» **Challenge**
The answer is a single number: how many lines hold the string "false".

» **Record set**
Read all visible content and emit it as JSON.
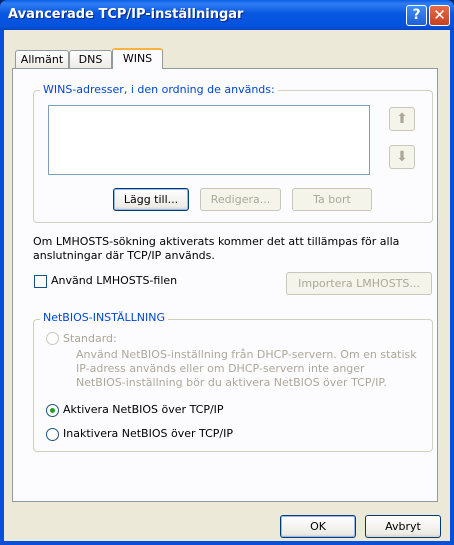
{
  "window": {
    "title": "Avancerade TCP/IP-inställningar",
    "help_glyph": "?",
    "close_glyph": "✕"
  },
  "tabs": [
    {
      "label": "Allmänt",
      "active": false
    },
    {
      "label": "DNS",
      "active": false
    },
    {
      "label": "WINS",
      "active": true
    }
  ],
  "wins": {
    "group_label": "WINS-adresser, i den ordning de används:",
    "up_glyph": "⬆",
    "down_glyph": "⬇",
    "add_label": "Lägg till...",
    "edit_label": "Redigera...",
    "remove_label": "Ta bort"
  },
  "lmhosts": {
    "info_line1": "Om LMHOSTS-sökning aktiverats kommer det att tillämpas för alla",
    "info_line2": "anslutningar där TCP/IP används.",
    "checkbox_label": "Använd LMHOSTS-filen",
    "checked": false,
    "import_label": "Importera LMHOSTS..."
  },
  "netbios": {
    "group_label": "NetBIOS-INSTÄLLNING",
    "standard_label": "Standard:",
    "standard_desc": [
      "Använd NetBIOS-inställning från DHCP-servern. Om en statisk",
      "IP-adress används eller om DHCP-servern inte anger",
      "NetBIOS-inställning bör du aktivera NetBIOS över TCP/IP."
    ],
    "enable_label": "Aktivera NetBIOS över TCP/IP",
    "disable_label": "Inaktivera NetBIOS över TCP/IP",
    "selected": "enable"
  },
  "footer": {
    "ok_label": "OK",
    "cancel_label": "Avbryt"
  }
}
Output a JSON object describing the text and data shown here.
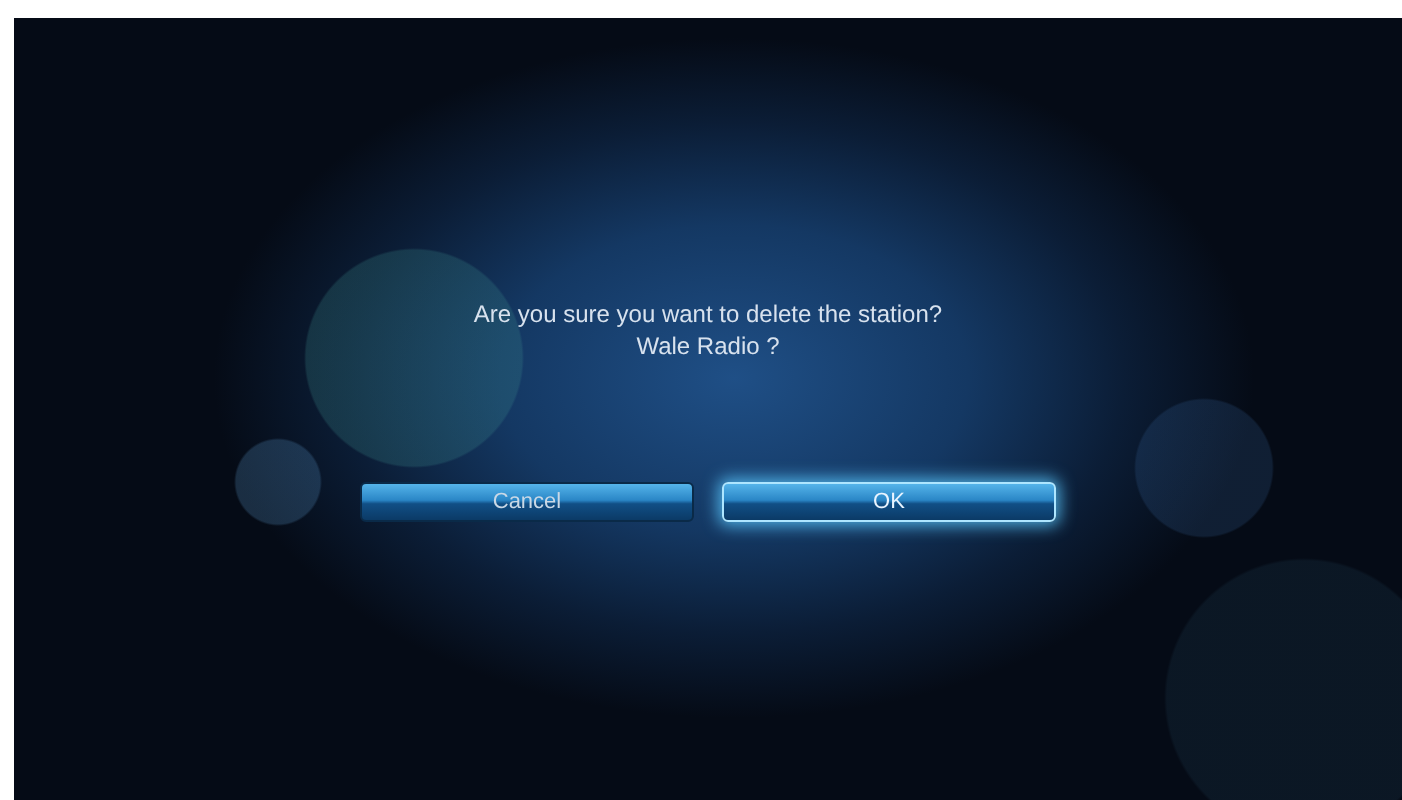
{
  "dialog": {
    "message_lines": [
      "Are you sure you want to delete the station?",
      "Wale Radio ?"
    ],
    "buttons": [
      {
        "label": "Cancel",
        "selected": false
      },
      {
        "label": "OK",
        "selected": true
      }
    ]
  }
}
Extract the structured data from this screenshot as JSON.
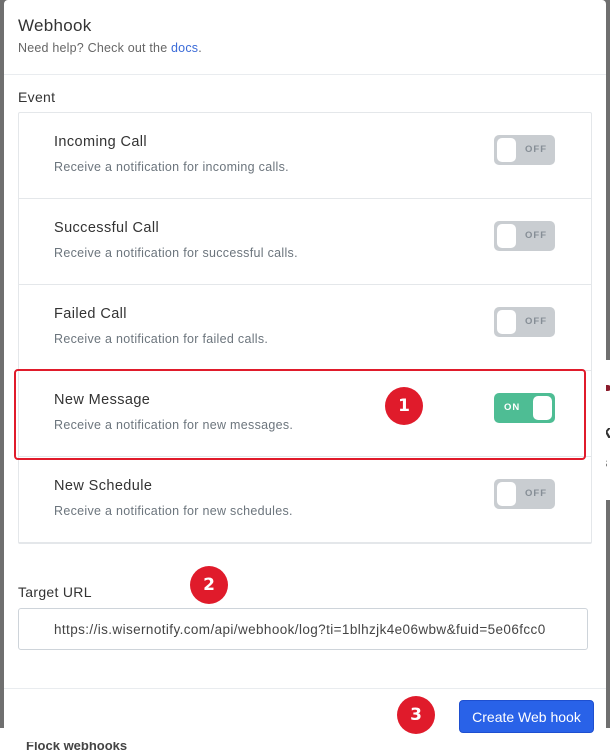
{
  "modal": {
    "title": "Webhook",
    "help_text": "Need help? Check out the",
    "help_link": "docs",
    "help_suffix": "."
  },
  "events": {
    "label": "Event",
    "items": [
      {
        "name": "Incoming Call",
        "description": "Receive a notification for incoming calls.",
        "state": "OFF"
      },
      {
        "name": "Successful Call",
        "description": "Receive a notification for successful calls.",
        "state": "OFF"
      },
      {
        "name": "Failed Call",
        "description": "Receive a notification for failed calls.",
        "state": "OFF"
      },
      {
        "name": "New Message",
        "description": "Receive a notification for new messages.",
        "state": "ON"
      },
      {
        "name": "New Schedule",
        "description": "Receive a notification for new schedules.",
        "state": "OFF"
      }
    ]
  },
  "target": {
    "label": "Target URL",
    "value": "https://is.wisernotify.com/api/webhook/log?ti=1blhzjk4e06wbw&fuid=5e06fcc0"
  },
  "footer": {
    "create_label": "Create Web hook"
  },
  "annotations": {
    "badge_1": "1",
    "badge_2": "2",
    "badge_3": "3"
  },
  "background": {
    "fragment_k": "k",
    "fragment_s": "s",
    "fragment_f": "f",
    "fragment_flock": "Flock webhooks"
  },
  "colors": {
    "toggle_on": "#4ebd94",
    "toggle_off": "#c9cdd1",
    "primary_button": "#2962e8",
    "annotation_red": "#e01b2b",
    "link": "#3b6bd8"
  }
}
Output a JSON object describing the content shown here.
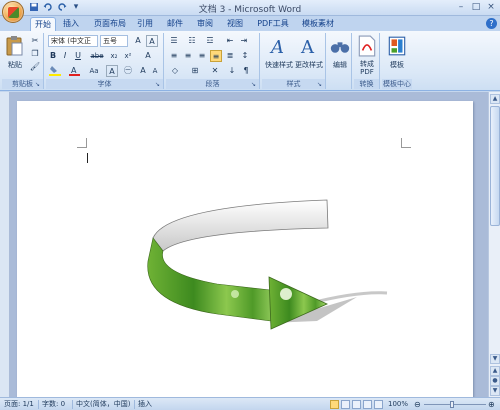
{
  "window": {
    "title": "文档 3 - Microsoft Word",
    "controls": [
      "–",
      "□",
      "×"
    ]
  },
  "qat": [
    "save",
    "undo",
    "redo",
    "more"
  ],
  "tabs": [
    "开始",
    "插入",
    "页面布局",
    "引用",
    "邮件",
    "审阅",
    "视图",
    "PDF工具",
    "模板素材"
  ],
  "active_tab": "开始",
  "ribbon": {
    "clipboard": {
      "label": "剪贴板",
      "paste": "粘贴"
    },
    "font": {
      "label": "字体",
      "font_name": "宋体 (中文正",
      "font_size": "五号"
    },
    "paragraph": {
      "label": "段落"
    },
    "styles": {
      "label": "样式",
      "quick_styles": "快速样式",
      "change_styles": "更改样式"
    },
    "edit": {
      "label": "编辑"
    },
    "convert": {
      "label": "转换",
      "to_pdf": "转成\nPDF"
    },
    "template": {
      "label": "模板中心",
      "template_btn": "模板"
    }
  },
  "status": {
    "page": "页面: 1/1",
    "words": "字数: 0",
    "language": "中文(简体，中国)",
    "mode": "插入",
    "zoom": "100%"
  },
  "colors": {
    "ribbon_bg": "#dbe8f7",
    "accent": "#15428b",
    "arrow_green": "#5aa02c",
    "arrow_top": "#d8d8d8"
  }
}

» **Result of this task**
4